Goal :: Return all lines from the listing below in which the string "records" occurs.

::: Data extract

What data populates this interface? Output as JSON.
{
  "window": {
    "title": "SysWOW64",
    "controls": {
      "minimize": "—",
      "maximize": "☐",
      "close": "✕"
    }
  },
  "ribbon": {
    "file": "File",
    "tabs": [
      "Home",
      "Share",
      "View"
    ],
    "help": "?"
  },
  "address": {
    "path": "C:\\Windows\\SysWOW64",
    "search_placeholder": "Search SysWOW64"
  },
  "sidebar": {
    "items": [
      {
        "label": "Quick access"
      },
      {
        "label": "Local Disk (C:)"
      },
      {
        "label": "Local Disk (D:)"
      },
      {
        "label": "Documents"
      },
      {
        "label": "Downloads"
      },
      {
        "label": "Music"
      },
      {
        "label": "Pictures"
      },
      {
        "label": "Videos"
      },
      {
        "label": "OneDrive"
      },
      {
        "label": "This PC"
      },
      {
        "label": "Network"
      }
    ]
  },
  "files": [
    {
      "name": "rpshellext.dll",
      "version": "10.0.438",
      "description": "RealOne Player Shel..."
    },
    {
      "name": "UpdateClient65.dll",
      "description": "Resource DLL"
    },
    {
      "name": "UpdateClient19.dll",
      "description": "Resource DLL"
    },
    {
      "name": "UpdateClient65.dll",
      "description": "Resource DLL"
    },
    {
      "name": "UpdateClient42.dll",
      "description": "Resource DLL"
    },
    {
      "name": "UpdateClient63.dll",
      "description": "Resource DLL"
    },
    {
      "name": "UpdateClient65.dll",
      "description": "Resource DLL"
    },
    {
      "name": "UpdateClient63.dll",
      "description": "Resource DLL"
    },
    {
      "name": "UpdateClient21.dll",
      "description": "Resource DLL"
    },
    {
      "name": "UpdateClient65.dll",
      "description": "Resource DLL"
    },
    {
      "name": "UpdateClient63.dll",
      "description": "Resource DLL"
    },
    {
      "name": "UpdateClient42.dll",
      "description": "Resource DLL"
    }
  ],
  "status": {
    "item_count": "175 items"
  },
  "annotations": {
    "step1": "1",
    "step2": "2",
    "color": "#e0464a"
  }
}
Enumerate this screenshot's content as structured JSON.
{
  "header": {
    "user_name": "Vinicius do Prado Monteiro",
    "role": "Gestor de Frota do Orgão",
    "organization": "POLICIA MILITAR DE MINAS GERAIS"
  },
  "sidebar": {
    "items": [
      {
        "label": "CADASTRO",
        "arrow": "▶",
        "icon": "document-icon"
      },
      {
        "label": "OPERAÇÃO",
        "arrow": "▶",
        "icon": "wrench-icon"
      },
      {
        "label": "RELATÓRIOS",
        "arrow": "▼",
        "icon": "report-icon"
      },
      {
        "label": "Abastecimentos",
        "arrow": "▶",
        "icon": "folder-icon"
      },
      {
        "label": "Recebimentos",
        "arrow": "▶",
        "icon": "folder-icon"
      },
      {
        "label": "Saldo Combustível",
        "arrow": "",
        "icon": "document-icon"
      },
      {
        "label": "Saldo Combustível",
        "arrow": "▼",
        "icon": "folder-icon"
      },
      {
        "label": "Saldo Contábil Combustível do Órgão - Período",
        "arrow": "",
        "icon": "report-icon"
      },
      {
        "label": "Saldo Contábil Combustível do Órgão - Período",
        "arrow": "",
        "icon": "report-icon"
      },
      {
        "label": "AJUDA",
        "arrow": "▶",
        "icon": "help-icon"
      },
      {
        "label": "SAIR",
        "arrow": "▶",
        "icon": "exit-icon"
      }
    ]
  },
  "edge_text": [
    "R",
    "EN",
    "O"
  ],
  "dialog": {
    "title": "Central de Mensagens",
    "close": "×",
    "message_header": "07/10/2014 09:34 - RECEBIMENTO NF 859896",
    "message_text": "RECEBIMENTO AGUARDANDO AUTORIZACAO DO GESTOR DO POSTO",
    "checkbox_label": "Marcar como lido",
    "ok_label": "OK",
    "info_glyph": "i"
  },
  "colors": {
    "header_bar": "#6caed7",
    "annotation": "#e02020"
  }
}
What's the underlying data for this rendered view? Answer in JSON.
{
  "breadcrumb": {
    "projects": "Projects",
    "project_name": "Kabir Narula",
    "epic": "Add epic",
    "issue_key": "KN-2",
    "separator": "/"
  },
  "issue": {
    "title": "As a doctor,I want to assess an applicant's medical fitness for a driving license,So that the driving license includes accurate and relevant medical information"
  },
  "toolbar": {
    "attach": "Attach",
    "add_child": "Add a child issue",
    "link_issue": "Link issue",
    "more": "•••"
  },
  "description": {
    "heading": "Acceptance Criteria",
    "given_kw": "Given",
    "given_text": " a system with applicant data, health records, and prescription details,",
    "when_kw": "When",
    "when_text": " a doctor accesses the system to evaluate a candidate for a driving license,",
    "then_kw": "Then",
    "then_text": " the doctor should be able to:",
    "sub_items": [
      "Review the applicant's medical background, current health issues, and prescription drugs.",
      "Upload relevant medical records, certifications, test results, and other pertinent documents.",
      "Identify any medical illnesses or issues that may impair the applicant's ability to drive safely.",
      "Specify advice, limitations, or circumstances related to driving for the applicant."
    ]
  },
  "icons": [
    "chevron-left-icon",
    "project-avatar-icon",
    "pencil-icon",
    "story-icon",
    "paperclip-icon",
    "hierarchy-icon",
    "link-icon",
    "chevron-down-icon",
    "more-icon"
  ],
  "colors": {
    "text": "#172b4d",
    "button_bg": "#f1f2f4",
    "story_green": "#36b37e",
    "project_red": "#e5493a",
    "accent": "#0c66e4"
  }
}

::::::

Correct result ::
    "given_text": " a system with applicant data, health records, and prescription details,",
      "Upload relevant medical records, certifications, test results, and other pertinent documents.",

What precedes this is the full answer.